Records that describe figures
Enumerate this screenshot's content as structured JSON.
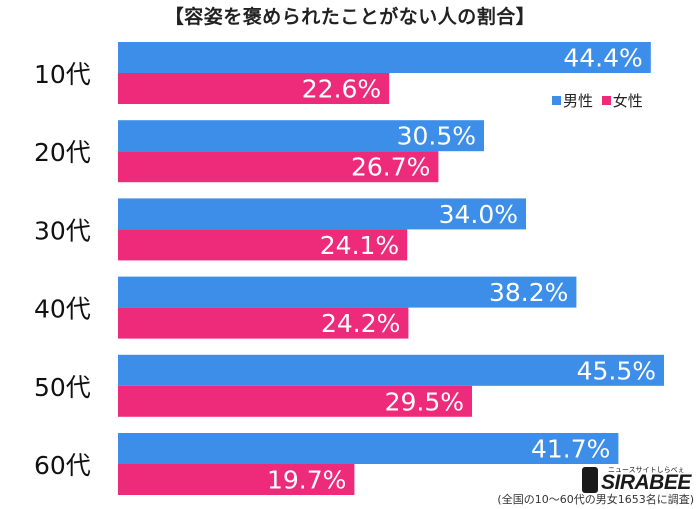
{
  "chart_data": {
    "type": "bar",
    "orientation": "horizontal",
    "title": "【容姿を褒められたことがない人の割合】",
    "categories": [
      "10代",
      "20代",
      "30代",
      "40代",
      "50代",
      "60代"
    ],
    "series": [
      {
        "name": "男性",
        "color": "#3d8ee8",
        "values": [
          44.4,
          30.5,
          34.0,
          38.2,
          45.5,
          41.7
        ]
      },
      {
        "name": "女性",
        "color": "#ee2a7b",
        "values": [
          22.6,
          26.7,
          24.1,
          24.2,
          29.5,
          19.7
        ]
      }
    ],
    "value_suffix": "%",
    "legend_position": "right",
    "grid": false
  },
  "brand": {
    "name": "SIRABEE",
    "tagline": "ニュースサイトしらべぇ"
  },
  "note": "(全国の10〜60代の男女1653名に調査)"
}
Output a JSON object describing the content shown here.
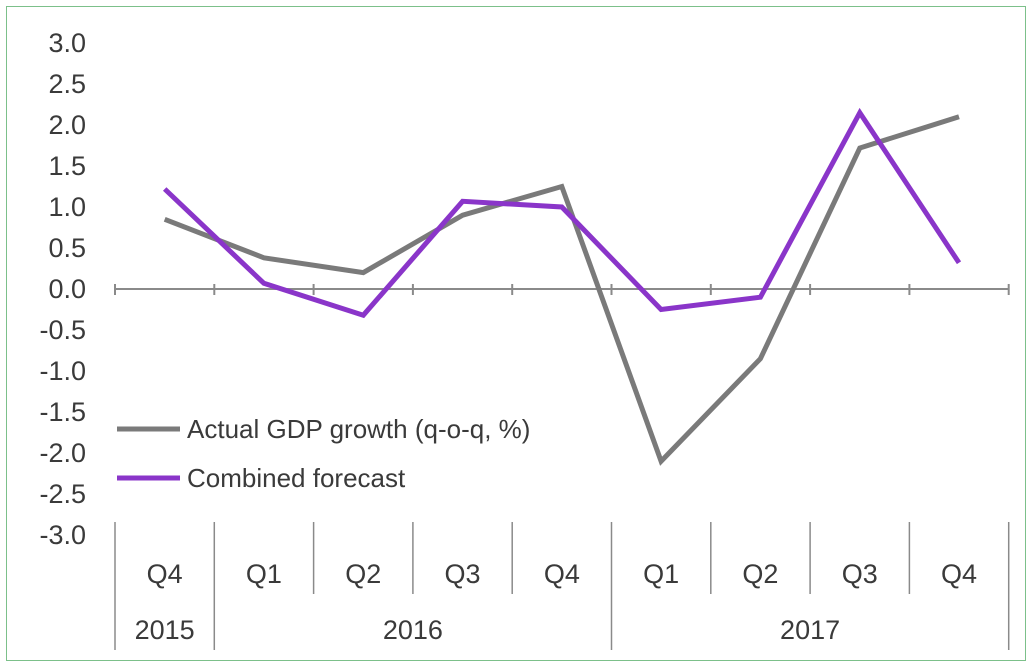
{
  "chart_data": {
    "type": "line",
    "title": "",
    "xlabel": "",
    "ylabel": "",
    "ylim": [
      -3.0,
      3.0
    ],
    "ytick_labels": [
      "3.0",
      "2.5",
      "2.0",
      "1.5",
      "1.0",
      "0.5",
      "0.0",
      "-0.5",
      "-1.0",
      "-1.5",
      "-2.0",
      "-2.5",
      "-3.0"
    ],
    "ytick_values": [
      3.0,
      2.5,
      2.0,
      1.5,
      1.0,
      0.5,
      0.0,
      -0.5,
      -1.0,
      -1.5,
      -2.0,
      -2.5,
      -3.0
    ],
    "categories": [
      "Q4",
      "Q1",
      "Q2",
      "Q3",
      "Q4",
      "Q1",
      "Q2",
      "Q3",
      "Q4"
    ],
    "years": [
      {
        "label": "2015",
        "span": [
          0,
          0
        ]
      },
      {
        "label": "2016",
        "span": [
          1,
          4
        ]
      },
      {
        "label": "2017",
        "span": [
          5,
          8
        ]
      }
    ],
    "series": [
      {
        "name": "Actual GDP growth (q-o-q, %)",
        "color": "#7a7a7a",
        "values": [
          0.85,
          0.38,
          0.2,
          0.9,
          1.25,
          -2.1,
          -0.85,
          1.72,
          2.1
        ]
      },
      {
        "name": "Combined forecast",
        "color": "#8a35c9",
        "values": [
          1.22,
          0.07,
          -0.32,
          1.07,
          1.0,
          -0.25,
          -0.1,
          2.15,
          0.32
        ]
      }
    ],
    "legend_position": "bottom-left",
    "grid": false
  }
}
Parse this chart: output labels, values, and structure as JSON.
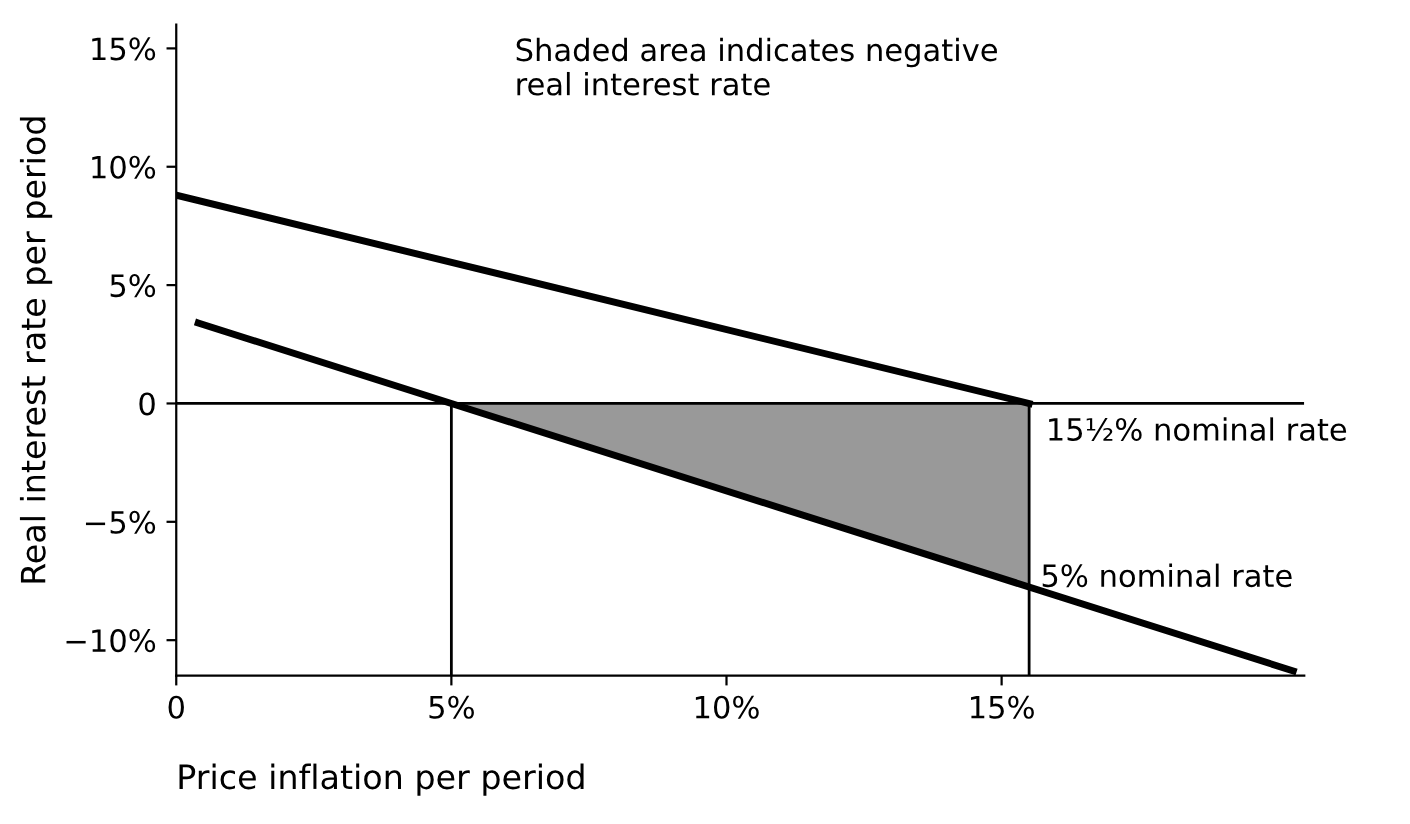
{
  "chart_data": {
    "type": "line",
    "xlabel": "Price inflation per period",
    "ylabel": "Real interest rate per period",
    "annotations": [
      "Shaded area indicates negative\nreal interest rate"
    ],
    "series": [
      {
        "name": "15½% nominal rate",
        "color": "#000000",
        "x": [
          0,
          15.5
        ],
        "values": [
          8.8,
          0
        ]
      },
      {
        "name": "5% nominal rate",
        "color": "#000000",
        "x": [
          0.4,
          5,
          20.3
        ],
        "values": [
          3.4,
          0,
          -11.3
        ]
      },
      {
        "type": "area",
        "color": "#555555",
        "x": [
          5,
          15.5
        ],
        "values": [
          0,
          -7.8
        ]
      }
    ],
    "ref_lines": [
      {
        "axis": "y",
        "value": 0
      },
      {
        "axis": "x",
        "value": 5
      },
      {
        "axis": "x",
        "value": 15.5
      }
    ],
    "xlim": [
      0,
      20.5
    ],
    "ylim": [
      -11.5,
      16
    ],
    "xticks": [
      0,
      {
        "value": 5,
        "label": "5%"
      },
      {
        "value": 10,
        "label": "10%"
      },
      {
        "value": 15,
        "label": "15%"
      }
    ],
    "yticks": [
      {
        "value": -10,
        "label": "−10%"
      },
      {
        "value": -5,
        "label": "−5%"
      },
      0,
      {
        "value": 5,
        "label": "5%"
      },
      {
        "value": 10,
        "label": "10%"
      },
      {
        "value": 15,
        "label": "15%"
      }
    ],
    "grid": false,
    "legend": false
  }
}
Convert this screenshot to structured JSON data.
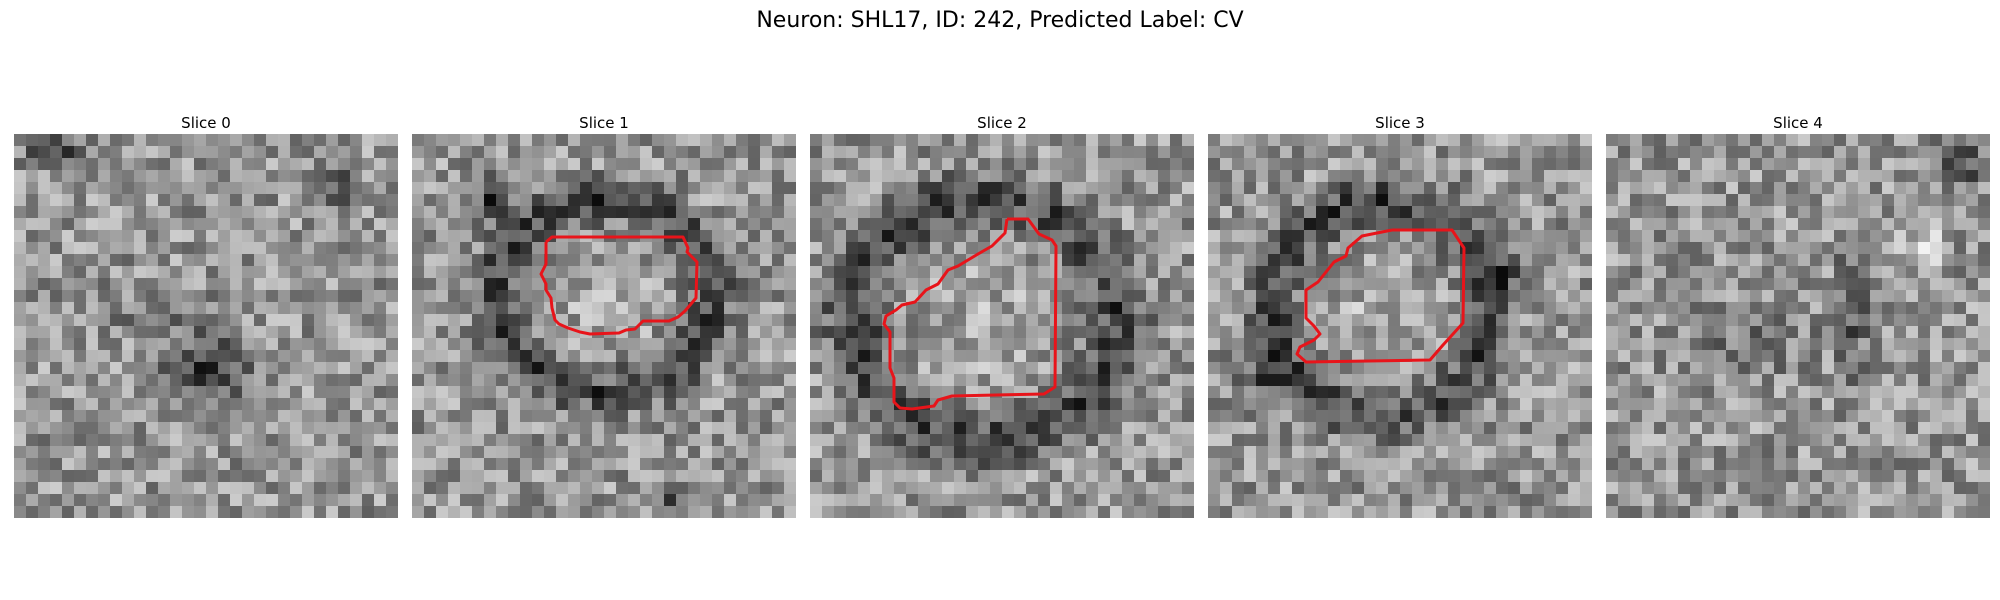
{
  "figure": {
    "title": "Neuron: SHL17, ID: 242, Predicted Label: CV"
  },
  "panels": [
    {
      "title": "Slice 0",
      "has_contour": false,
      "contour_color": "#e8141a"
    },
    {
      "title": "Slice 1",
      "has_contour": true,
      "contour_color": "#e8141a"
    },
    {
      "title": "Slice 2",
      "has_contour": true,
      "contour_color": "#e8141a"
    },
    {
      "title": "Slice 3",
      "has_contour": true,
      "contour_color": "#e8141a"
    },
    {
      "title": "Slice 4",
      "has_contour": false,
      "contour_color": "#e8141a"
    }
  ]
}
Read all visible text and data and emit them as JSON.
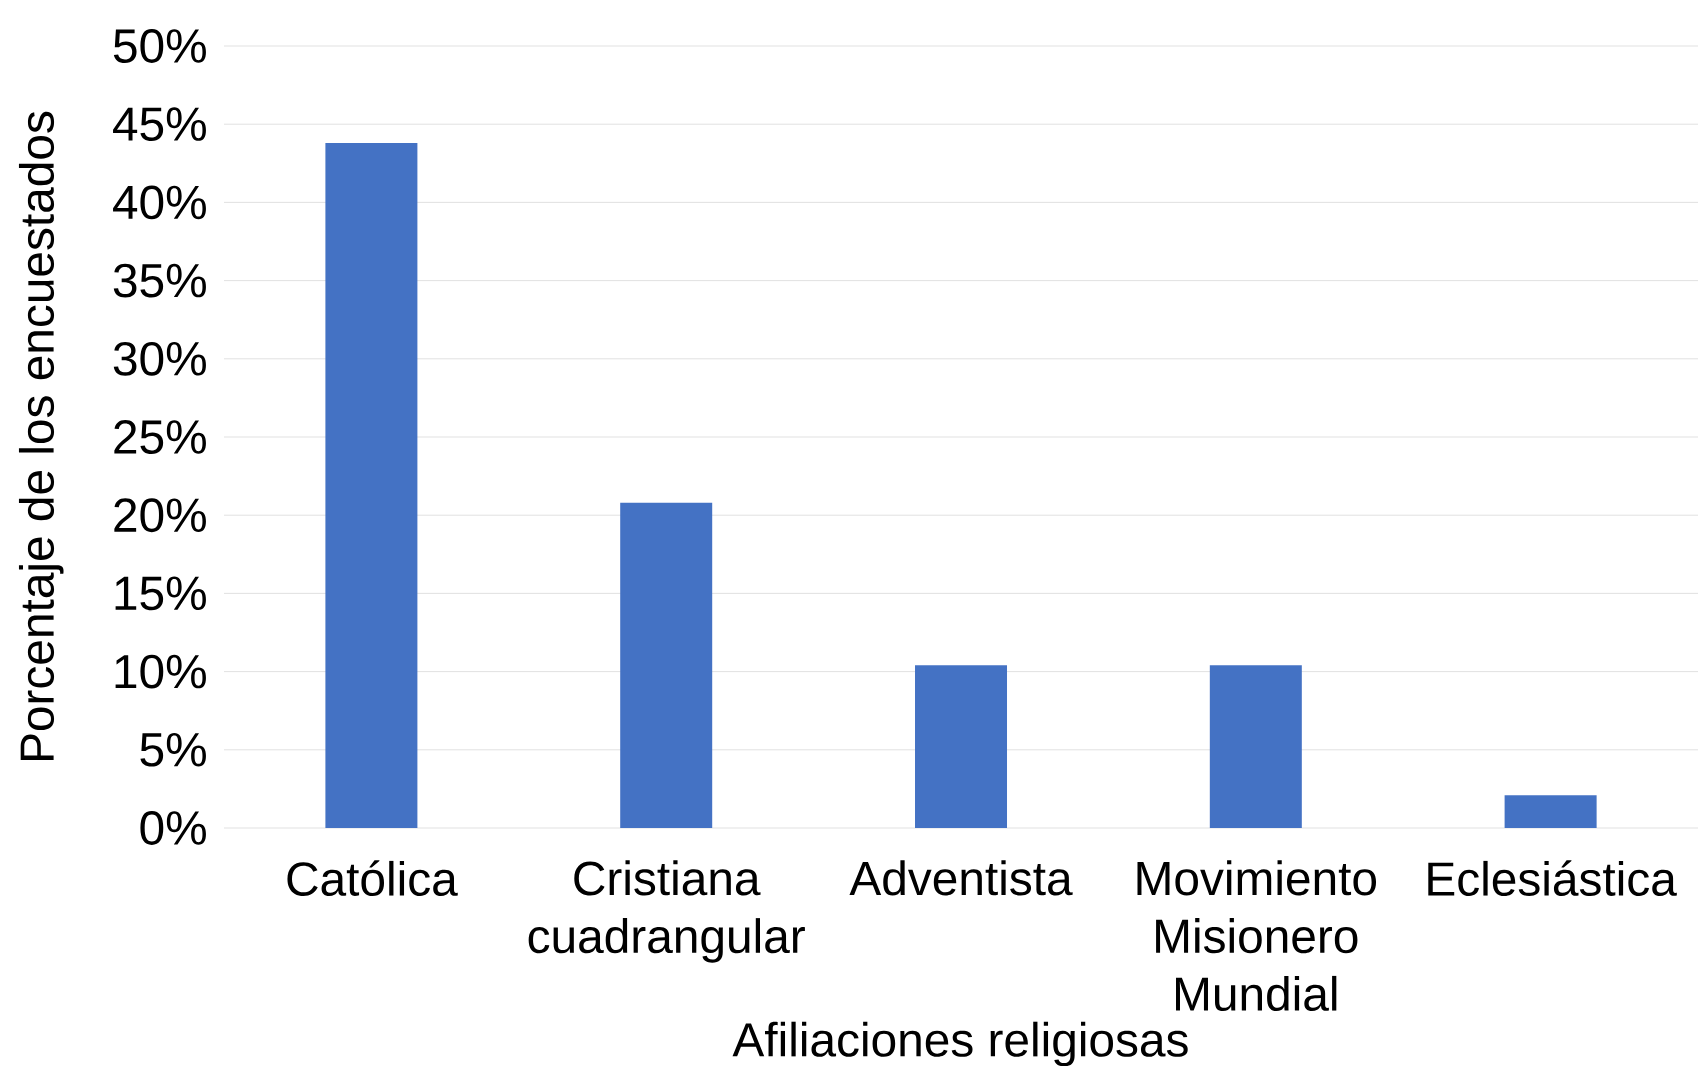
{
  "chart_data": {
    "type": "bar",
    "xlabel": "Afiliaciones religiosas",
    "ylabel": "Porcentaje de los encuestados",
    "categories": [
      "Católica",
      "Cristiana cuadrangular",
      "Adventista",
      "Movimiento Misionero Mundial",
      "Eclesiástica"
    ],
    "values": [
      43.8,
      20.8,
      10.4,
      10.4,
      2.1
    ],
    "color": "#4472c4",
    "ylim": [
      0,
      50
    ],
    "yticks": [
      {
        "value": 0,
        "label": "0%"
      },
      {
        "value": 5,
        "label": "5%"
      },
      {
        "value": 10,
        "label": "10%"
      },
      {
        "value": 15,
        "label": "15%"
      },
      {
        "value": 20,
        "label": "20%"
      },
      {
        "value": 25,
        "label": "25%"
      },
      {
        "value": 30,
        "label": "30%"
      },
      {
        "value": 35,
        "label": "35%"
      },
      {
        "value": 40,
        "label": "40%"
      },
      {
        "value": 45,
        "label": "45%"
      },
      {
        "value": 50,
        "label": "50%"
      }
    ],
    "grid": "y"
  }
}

PROBLEM STATEMENT
Do not include pictures. Copy only the lines running from the line with "Convert this screenshot" through the last line of the records, exactly as they appear.

CORRECT ANSWER
Convert this screenshot to structured JSON data.
{
  "figure": {
    "title": "Neuron: SHL17, ID: 242, Predicted Label: CV"
  },
  "panels": [
    {
      "title": "Slice 0",
      "has_contour": false,
      "contour_color": "#e8141a"
    },
    {
      "title": "Slice 1",
      "has_contour": true,
      "contour_color": "#e8141a"
    },
    {
      "title": "Slice 2",
      "has_contour": true,
      "contour_color": "#e8141a"
    },
    {
      "title": "Slice 3",
      "has_contour": true,
      "contour_color": "#e8141a"
    },
    {
      "title": "Slice 4",
      "has_contour": false,
      "contour_color": "#e8141a"
    }
  ]
}
Read all visible text and data and emit them as JSON.
{
  "chart_data": {
    "type": "bar",
    "xlabel": "Afiliaciones religiosas",
    "ylabel": "Porcentaje de los encuestados",
    "categories": [
      "Católica",
      "Cristiana cuadrangular",
      "Adventista",
      "Movimiento Misionero Mundial",
      "Eclesiástica"
    ],
    "values": [
      43.8,
      20.8,
      10.4,
      10.4,
      2.1
    ],
    "color": "#4472c4",
    "ylim": [
      0,
      50
    ],
    "yticks": [
      {
        "value": 0,
        "label": "0%"
      },
      {
        "value": 5,
        "label": "5%"
      },
      {
        "value": 10,
        "label": "10%"
      },
      {
        "value": 15,
        "label": "15%"
      },
      {
        "value": 20,
        "label": "20%"
      },
      {
        "value": 25,
        "label": "25%"
      },
      {
        "value": 30,
        "label": "30%"
      },
      {
        "value": 35,
        "label": "35%"
      },
      {
        "value": 40,
        "label": "40%"
      },
      {
        "value": 45,
        "label": "45%"
      },
      {
        "value": 50,
        "label": "50%"
      }
    ],
    "grid": "y"
  }
}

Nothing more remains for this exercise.